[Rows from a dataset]

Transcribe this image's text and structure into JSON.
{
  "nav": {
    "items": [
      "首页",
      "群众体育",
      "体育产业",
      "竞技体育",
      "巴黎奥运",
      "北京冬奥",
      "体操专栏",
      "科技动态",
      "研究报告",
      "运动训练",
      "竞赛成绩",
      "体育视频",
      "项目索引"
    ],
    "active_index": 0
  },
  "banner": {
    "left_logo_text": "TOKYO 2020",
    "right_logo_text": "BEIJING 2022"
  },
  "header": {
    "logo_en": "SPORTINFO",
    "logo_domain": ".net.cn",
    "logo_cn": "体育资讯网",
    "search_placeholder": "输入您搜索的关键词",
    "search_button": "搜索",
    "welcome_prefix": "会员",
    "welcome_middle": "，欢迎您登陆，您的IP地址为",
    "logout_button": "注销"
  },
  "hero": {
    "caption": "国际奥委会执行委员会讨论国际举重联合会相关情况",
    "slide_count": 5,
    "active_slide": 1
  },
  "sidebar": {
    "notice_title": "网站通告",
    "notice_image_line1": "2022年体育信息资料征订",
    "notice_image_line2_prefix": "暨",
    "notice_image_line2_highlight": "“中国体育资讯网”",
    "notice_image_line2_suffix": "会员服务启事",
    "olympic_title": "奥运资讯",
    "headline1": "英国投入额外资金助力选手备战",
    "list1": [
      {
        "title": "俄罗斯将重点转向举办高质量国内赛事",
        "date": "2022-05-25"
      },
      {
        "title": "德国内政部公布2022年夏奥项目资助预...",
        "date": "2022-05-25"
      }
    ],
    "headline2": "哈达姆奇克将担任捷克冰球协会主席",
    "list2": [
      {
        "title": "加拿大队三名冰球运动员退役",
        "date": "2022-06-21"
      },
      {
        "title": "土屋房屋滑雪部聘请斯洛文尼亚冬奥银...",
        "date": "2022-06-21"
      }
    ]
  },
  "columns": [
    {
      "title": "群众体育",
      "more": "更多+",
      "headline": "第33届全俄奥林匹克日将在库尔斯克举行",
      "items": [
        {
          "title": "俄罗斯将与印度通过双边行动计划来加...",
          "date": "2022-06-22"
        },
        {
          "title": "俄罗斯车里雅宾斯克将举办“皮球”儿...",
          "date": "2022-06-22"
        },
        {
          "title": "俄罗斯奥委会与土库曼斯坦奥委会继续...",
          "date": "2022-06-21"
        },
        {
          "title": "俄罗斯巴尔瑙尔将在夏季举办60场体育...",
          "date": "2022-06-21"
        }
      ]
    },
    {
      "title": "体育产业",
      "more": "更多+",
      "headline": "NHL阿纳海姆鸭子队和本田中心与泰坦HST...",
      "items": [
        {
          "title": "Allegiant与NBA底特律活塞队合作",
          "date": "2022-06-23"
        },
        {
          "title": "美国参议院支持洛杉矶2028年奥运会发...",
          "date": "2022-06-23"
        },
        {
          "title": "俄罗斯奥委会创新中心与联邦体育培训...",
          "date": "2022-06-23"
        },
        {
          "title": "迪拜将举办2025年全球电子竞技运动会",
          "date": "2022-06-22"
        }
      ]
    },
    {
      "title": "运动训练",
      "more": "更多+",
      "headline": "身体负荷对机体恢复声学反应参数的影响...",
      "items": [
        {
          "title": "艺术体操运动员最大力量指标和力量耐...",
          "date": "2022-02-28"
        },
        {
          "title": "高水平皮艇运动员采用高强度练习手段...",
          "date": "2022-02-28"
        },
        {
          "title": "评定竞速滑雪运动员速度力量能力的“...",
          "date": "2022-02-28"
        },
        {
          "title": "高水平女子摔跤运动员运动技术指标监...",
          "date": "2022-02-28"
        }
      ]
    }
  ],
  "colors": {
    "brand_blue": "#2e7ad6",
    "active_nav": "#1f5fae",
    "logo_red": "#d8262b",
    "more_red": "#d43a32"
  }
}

▶ _Goal_: Reproduce the full set of records precisely.

▶ _Answer to this task_:
Transcribe this image's text and structure into JSON.
{
  "nav": {
    "items": [
      "首页",
      "群众体育",
      "体育产业",
      "竞技体育",
      "巴黎奥运",
      "北京冬奥",
      "体操专栏",
      "科技动态",
      "研究报告",
      "运动训练",
      "竞赛成绩",
      "体育视频",
      "项目索引"
    ],
    "active_index": 0
  },
  "banner": {
    "left_logo_text": "TOKYO 2020",
    "right_logo_text": "BEIJING 2022"
  },
  "header": {
    "logo_en": "SPORTINFO",
    "logo_domain": ".net.cn",
    "logo_cn": "体育资讯网",
    "search_placeholder": "输入您搜索的关键词",
    "search_button": "搜索",
    "welcome_prefix": "会员",
    "welcome_middle": "，欢迎您登陆，您的IP地址为",
    "logout_button": "注销"
  },
  "hero": {
    "caption": "国际奥委会执行委员会讨论国际举重联合会相关情况",
    "slide_count": 5,
    "active_slide": 1
  },
  "sidebar": {
    "notice_title": "网站通告",
    "notice_image_line1": "2022年体育信息资料征订",
    "notice_image_line2_prefix": "暨",
    "notice_image_line2_highlight": "“中国体育资讯网”",
    "notice_image_line2_suffix": "会员服务启事",
    "olympic_title": "奥运资讯",
    "headline1": "英国投入额外资金助力选手备战",
    "list1": [
      {
        "title": "俄罗斯将重点转向举办高质量国内赛事",
        "date": "2022-05-25"
      },
      {
        "title": "德国内政部公布2022年夏奥项目资助预...",
        "date": "2022-05-25"
      }
    ],
    "headline2": "哈达姆奇克将担任捷克冰球协会主席",
    "list2": [
      {
        "title": "加拿大队三名冰球运动员退役",
        "date": "2022-06-21"
      },
      {
        "title": "土屋房屋滑雪部聘请斯洛文尼亚冬奥银...",
        "date": "2022-06-21"
      }
    ]
  },
  "columns": [
    {
      "title": "群众体育",
      "more": "更多+",
      "headline": "第33届全俄奥林匹克日将在库尔斯克举行",
      "items": [
        {
          "title": "俄罗斯将与印度通过双边行动计划来加...",
          "date": "2022-06-22"
        },
        {
          "title": "俄罗斯车里雅宾斯克将举办“皮球”儿...",
          "date": "2022-06-22"
        },
        {
          "title": "俄罗斯奥委会与土库曼斯坦奥委会继续...",
          "date": "2022-06-21"
        },
        {
          "title": "俄罗斯巴尔瑙尔将在夏季举办60场体育...",
          "date": "2022-06-21"
        }
      ]
    },
    {
      "title": "体育产业",
      "more": "更多+",
      "headline": "NHL阿纳海姆鸭子队和本田中心与泰坦HST...",
      "items": [
        {
          "title": "Allegiant与NBA底特律活塞队合作",
          "date": "2022-06-23"
        },
        {
          "title": "美国参议院支持洛杉矶2028年奥运会发...",
          "date": "2022-06-23"
        },
        {
          "title": "俄罗斯奥委会创新中心与联邦体育培训...",
          "date": "2022-06-23"
        },
        {
          "title": "迪拜将举办2025年全球电子竞技运动会",
          "date": "2022-06-22"
        }
      ]
    },
    {
      "title": "运动训练",
      "more": "更多+",
      "headline": "身体负荷对机体恢复声学反应参数的影响...",
      "items": [
        {
          "title": "艺术体操运动员最大力量指标和力量耐...",
          "date": "2022-02-28"
        },
        {
          "title": "高水平皮艇运动员采用高强度练习手段...",
          "date": "2022-02-28"
        },
        {
          "title": "评定竞速滑雪运动员速度力量能力的“...",
          "date": "2022-02-28"
        },
        {
          "title": "高水平女子摔跤运动员运动技术指标监...",
          "date": "2022-02-28"
        }
      ]
    }
  ],
  "colors": {
    "brand_blue": "#2e7ad6",
    "active_nav": "#1f5fae",
    "logo_red": "#d8262b",
    "more_red": "#d43a32"
  }
}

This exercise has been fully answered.